─── Reading text ───

Andrei Finonchenko (Russian: Андрей Финонченко; born 21 June 1982) is a Kazakh football coach and former footballer striker who spent his whole career with FC Shakhter Karagandy, as well as representing the Kazakhstan national football team. He is currently the Sporting Director of Shakhter Karagandy.

Career

Club
Born in Karagandy, Finonchenko began his career as a left-back before being converted into a forward.

Finonchenko announced his retirement from football, and his appointment as Shakhter Karagandy new assistant manager on 3 February 2017.

International
Finonchenko made his international debut on 6 June 2003, against Poland, going on to make 20 appearances for his country, scoring five goals in the process, the first of which came against Cyprus on 19 February 2004.

Managerial
After Uladzimir Zhuravel's contract terminated by mutual consent on 3 July 2018, with Finonchenko was appointed as Caretaker Manager of Shakhter Karagandy.

On 29 November 2019, Finonchenko was appointed as Sporting Director of Shakhter Karagandy.

───

#### Goals
**a)** Please reproduce the passage of the Finonchenko article from "Andrei Finonchenko (Russian: Андрей" up to and including "19 February 2004.".
**b)** List every full date (day, month and year) that appears in the Finonchenko article.
**c)** According to the Finonchenko article, against which team did he score his first international goal?
The material comes from a different source than the Finonchenko article.

─── Given material ───

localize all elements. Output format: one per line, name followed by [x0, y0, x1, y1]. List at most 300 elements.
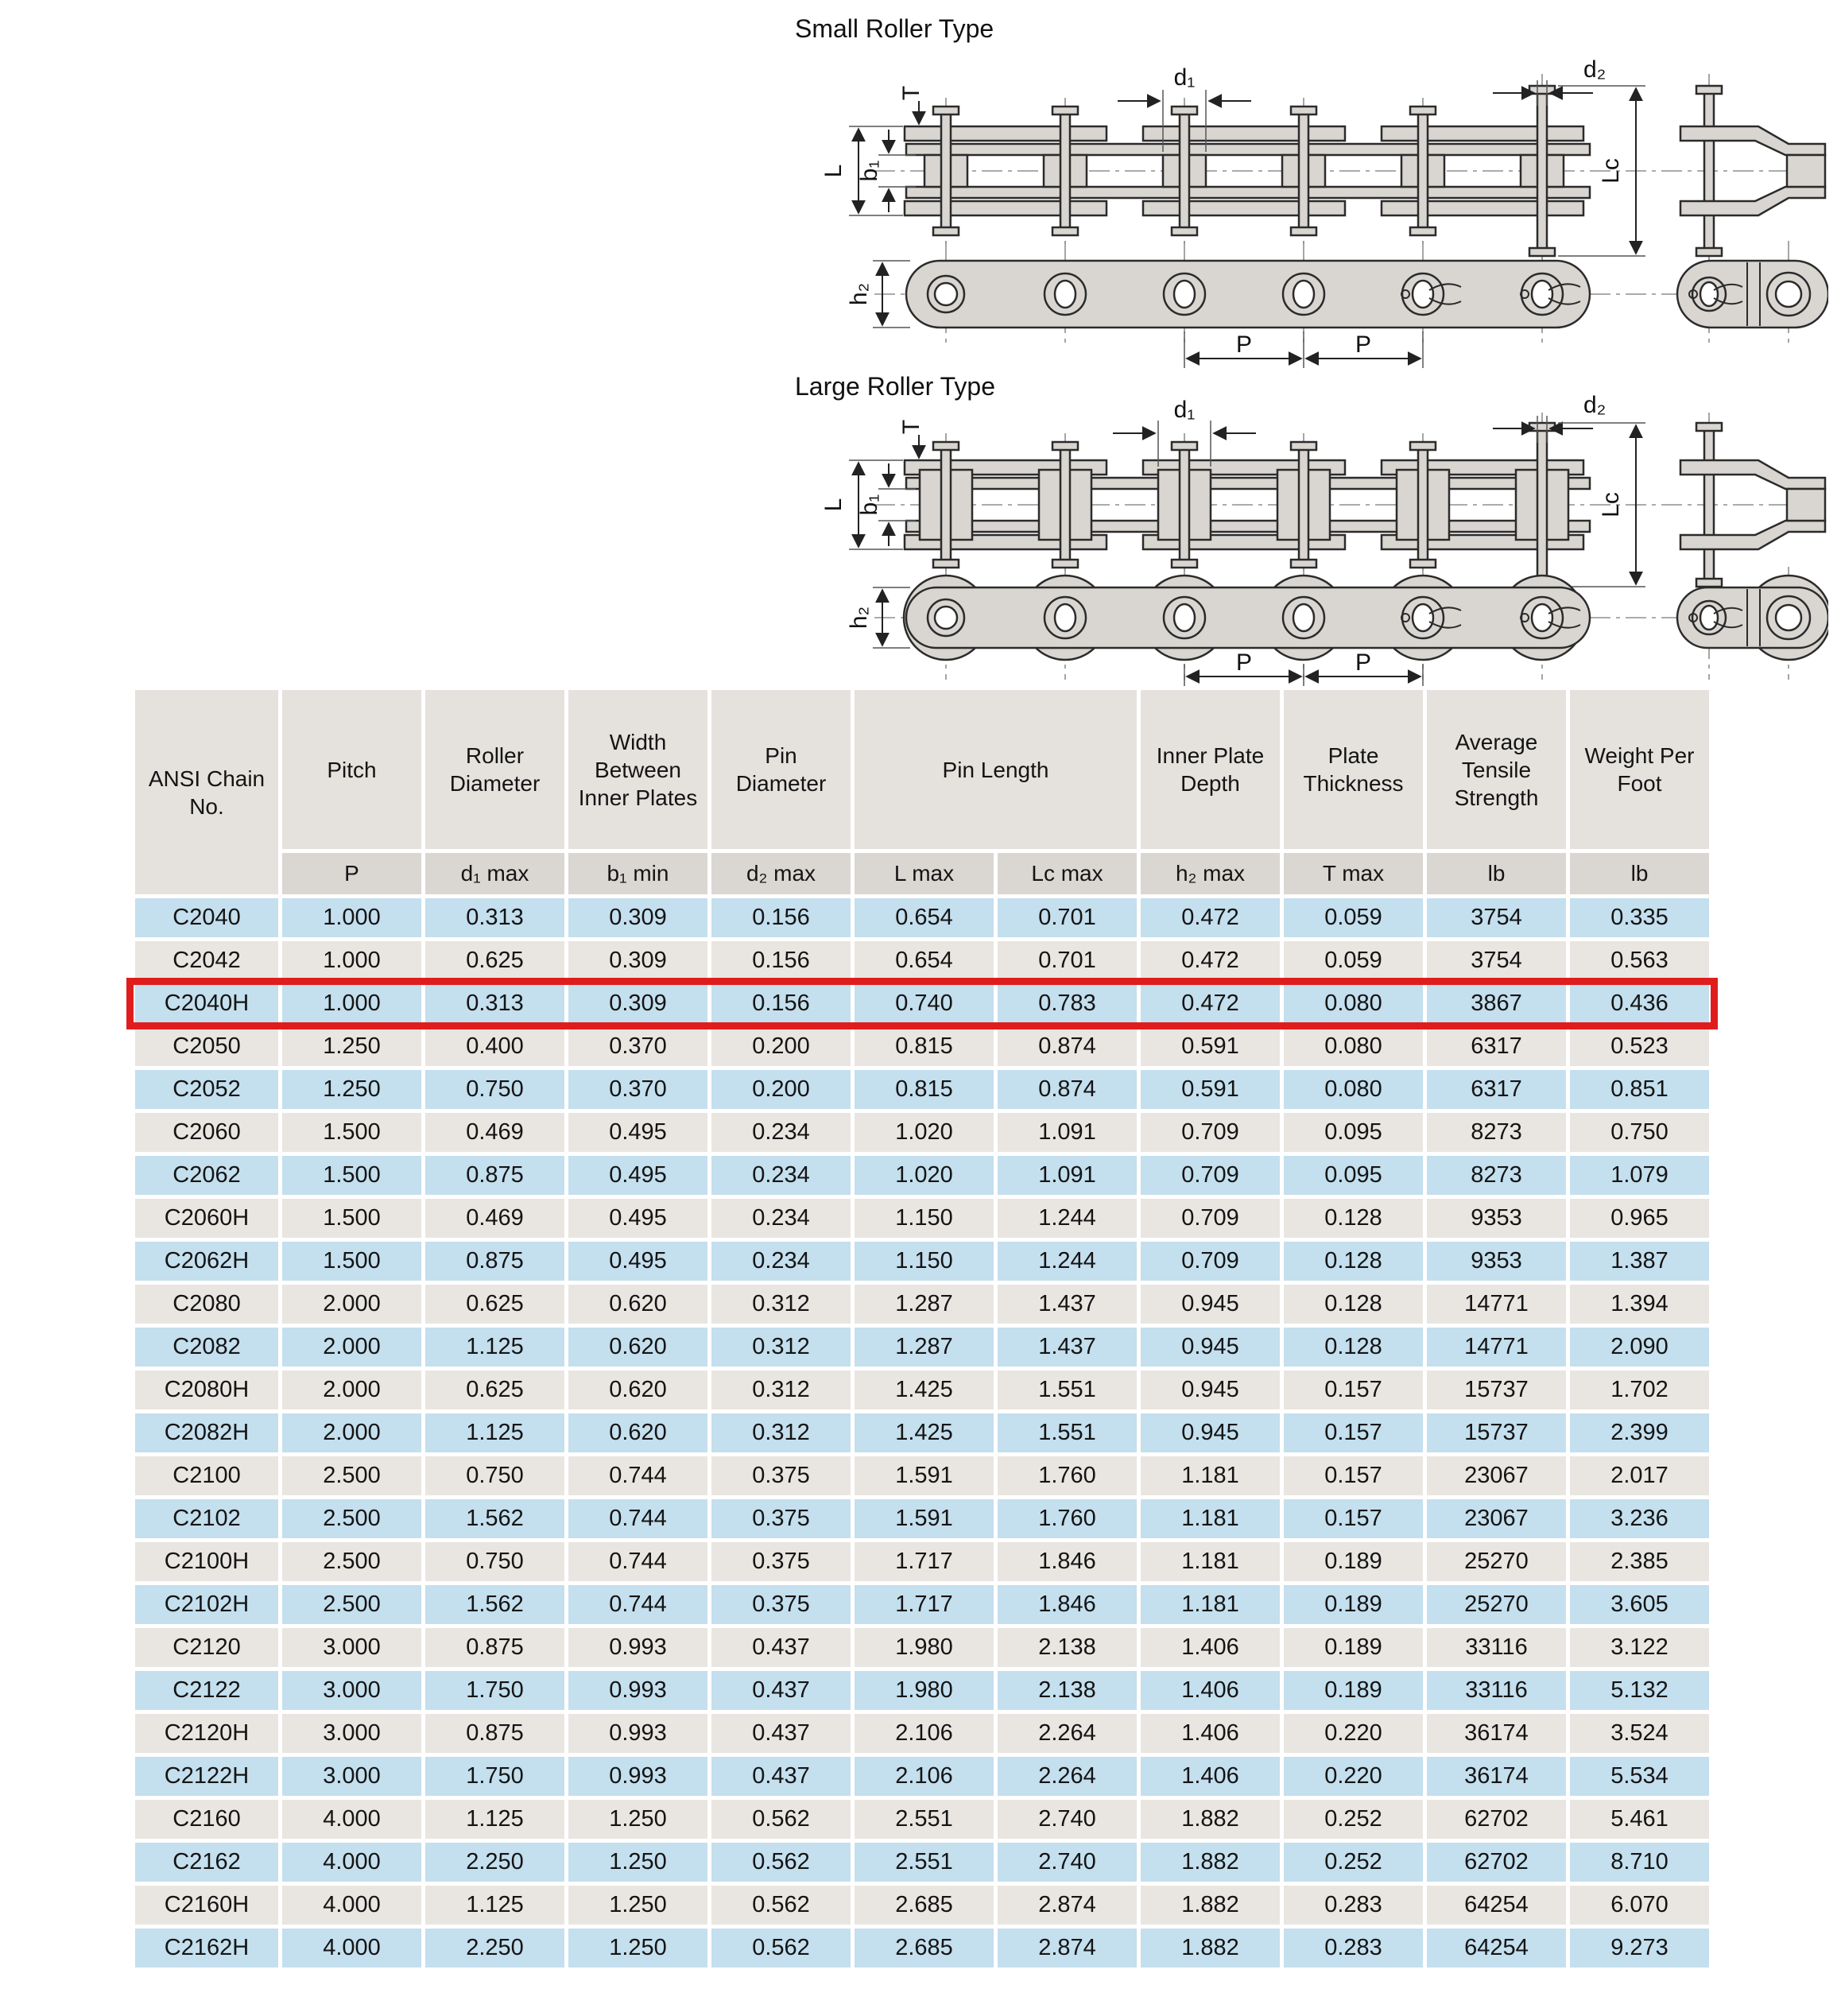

───

#### Task results
**a)**
Andrei Finonchenko (Russian: Андрей Финонченко; born 21 June 1982) is a Kazakh football coach and former footballer striker who spent his whole career with FC Shakhter Karagandy, as well as representing the Kazakhstan national football team. He is currently the Sporting Director of Shakhter Karagandy.

Career

Club
Born in Karagandy, Finonchenko began his career as a left-back before being converted into a forward.

Finonchenko announced his retirement from football, and his appointment as Shakhter Karagandy new assistant manager on 3 February 2017.

International
Finonchenko made his international debut on 6 June 2003, against Poland, going on to make 20 appearances for his country, scoring five goals in the process, the first of which came against Cyprus on 19 February 2004.

**b)** 21 June 1982; 6 June 2003; 19 February 2004; 3 February 2017; 3 July 2018; 29 November 2019

**c)** Cyprus